Record list:
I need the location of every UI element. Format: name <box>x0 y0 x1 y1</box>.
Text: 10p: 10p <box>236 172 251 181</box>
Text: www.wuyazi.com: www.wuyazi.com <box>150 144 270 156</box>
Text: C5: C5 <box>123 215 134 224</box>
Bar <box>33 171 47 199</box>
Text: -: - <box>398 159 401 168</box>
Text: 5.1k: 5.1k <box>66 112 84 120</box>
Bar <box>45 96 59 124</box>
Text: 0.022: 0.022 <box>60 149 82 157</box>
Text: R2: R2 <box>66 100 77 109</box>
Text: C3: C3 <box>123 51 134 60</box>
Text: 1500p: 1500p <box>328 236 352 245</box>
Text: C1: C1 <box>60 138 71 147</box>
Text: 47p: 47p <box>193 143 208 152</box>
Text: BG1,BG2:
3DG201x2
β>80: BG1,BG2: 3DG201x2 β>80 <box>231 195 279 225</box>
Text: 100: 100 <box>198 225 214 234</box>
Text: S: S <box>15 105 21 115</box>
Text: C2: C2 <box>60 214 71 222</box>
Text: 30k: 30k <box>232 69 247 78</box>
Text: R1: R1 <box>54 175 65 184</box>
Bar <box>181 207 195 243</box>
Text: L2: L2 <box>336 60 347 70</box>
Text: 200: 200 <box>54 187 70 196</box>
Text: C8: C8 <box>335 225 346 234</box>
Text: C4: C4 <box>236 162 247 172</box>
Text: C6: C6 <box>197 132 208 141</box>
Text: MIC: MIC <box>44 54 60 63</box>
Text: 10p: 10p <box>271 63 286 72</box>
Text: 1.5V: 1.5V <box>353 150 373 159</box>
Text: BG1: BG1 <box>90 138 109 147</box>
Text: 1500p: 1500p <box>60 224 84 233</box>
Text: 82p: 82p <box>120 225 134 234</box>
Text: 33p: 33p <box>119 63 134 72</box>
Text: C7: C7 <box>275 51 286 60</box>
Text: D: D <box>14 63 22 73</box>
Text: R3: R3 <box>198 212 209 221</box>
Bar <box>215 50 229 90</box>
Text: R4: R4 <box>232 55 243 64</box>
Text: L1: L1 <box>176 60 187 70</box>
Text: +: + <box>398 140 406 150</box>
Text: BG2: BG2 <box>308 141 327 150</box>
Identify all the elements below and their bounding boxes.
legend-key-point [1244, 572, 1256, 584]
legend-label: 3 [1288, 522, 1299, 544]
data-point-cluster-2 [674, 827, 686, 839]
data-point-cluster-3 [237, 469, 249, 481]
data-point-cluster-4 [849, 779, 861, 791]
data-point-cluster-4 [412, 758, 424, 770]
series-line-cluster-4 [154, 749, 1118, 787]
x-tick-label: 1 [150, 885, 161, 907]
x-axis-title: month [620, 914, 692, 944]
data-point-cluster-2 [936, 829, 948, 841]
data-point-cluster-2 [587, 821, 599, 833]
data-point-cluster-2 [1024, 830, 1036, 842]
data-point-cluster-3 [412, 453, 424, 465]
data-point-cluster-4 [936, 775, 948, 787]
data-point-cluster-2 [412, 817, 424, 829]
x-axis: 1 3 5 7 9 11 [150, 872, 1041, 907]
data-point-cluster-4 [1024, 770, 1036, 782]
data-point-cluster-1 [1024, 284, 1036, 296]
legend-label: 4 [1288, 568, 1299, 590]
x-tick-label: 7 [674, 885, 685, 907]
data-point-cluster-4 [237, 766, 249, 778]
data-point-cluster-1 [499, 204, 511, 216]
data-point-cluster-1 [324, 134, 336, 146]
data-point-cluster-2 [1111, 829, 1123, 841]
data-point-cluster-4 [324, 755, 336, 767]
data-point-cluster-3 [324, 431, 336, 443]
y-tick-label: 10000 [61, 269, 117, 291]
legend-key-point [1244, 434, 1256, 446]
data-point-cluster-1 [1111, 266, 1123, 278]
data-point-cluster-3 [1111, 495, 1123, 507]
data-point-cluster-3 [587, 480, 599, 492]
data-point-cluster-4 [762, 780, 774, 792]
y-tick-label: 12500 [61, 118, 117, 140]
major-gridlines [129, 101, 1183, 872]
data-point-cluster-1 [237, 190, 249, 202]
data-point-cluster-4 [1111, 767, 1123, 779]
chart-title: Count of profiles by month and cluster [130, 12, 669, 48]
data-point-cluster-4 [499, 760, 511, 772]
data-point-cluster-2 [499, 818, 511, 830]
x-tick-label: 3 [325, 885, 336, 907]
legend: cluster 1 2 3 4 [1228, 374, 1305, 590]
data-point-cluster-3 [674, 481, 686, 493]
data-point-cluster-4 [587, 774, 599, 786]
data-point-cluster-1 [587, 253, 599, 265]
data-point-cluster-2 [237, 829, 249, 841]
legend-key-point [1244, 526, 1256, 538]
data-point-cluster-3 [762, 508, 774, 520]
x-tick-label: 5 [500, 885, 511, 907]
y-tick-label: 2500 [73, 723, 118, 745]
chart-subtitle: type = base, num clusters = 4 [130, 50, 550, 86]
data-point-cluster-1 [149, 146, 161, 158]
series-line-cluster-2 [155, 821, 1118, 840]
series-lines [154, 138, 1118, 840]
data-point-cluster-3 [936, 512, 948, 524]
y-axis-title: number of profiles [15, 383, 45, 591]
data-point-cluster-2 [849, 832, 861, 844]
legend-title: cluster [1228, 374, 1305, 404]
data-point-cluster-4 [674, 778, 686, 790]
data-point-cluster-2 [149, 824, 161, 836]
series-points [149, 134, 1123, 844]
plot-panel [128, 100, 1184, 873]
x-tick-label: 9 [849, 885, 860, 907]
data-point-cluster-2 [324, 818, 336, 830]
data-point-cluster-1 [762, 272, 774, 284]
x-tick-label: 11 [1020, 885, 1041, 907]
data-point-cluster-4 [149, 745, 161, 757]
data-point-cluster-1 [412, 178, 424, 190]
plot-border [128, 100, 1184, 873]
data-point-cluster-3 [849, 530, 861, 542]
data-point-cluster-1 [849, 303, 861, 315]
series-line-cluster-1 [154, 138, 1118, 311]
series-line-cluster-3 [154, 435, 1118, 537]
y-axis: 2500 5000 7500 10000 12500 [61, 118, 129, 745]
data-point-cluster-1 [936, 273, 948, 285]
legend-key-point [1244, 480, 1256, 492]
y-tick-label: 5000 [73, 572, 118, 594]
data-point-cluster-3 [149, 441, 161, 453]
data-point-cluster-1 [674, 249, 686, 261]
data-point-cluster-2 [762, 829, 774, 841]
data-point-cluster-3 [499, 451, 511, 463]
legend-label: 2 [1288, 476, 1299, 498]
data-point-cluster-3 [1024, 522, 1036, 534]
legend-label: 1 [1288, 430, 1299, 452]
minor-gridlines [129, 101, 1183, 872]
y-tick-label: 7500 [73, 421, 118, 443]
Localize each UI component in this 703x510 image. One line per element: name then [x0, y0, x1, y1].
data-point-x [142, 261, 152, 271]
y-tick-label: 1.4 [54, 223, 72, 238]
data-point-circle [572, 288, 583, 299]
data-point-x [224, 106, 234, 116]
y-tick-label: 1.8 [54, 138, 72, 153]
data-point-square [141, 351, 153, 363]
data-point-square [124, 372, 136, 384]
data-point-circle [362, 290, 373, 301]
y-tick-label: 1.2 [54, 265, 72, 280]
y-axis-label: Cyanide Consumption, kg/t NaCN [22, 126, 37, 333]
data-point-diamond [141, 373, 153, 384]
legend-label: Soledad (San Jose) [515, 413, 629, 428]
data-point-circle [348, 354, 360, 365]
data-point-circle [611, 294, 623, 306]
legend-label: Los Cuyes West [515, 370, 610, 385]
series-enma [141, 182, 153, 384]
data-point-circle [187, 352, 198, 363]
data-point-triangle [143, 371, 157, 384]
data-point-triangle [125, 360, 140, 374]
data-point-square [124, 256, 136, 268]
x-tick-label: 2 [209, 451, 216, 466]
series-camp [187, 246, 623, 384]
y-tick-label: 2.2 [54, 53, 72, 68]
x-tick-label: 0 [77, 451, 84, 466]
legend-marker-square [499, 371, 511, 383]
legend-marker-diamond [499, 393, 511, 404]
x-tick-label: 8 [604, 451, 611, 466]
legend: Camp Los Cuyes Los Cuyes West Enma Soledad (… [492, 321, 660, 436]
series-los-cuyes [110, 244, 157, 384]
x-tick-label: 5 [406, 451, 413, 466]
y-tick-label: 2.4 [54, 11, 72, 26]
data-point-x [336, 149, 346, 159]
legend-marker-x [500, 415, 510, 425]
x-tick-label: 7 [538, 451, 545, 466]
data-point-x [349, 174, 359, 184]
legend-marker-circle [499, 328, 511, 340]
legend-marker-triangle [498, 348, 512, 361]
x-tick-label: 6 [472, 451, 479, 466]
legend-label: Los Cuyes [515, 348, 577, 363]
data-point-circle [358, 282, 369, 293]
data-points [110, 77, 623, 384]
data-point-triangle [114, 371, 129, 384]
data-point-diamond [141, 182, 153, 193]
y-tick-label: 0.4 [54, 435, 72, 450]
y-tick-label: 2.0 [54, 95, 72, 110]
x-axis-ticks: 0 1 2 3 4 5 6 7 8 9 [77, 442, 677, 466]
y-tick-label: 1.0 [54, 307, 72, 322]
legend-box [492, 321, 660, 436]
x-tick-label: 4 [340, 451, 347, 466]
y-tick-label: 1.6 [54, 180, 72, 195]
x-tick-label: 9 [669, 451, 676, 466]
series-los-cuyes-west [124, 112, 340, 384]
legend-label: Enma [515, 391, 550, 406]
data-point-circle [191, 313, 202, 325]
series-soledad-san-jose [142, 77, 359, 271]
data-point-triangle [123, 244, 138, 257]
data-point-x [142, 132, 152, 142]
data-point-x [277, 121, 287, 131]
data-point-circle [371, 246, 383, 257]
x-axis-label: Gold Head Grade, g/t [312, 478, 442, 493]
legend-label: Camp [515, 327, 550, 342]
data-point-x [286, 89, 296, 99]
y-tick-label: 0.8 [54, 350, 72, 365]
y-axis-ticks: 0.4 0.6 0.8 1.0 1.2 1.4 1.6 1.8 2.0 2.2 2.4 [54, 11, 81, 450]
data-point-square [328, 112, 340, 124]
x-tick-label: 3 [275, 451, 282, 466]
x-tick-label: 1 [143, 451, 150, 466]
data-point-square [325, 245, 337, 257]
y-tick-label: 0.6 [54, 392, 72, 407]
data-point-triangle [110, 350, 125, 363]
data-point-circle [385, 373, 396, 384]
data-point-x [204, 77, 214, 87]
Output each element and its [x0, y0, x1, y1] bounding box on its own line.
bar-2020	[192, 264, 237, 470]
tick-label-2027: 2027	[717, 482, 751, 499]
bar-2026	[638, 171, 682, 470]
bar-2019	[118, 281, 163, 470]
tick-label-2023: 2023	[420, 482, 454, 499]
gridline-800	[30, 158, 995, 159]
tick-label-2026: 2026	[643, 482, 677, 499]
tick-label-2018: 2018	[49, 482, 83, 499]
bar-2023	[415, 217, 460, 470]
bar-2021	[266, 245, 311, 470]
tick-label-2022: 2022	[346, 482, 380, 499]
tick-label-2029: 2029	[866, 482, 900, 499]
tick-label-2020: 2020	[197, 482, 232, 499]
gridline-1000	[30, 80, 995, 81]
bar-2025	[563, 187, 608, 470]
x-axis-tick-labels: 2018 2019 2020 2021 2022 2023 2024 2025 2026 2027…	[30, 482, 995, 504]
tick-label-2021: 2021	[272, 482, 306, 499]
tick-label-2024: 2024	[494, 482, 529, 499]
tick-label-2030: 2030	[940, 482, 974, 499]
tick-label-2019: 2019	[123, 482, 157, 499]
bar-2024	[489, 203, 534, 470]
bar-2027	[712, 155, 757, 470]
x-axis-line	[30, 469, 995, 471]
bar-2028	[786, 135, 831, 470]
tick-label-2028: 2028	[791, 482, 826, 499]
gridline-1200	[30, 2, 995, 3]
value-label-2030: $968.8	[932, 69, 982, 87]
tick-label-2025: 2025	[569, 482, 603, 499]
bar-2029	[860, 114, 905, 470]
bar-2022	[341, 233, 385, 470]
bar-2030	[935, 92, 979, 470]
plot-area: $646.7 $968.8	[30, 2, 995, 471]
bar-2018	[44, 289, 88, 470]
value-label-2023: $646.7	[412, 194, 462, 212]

Written problem:
Please output the data above as a Markdown table with the columns Row and Line, starting at its first line and ending at the line that contains "data-point-cluster-2 [674, 827, 686, 839]". Include both of those lines and omit any blank lines.

The completed task:
| Row | Line |
|---|---|
| 1 | I need the location of every UI element. Format: name <box>x0 y0 x1 y1</box>. |
| 2 | Text: 10p: 10p <box>236 172 251 181</box> |
| 3 | Text: www.wuyazi.com: www.wuyazi.com <box>150 144 270 156</box> |
| 4 | Text: C5: C5 <box>123 215 134 224</box> |
| 5 | Bar <box>33 171 47 199</box> |
| 6 | Text: -: - <box>398 159 401 168</box> |
| 7 | Text: 5.1k: 5.1k <box>66 112 84 120</box> |
| 8 | Bar <box>45 96 59 124</box> |
| 9 | Text: 0.022: 0.022 <box>60 149 82 157</box> |
| 10 | Text: R2: R2 <box>66 100 77 109</box> |
| 11 | Text: C3: C3 <box>123 51 134 60</box> |
| 12 | Text: 1500p: 1500p <box>328 236 352 245</box> |
| 13 | Text: C1: C1 <box>60 138 71 147</box> |
| 14 | Text: 47p: 47p <box>193 143 208 152</box> |
| 15 | Text: BG1,BG2: |
| 16 | 3DG201x2 |
| 17 | β>80: BG1,BG2: 3DG201x2 β>80 <box>231 195 279 225</box> |
| 18 | Text: 100: 100 <box>198 225 214 234</box> |
| 19 | Text: S: S <box>15 105 21 115</box> |
| 20 | Text: C2: C2 <box>60 214 71 222</box> |
| 21 | Text: 30k: 30k <box>232 69 247 78</box> |
| 22 | Text: R1: R1 <box>54 175 65 184</box> |
| 23 | Bar <box>181 207 195 243</box> |
| 24 | Text: L2: L2 <box>336 60 347 70</box> |
| 25 | Text: 200: 200 <box>54 187 70 196</box> |
| 26 | Text: C8: C8 <box>335 225 346 234</box> |
| 27 | Text: C4: C4 <box>236 162 247 172</box> |
| 28 | Text: C6: C6 <box>197 132 208 141</box> |
| 29 | Text: MIC: MIC <box>44 54 60 63</box> |
| 30 | Text: 10p: 10p <box>271 63 286 72</box> |
| 31 | Text: 1.5V: 1.5V <box>353 150 373 159</box> |
| 32 | Text: BG1: BG1 <box>90 138 109 147</box> |
| 33 | Text: 1500p: 1500p <box>60 224 84 233</box> |
| 34 | Text: 82p: 82p <box>120 225 134 234</box> |
| 35 | Text: 33p: 33p <box>119 63 134 72</box> |
| 36 | Text: C7: C7 <box>275 51 286 60</box> |
| 37 | Text: D: D <box>14 63 22 73</box> |
| 38 | Text: R3: R3 <box>198 212 209 221</box> |
| 39 | Bar <box>215 50 229 90</box> |
| 40 | Text: R4: R4 <box>232 55 243 64</box> |
| 41 | Text: L1: L1 <box>176 60 187 70</box> |
| 42 | Text: +: + <box>398 140 406 150</box> |
| 43 | Text: BG2: BG2 <box>308 141 327 150</box> |
| 44 | Identify all the elements below and their bounding boxes. |
| 45 | legend-key-point [1244, 572, 1256, 584] |
| 46 | legend-label: 3 [1288, 522, 1299, 544] |
| 47 | data-point-cluster-2 [674, 827, 686, 839] |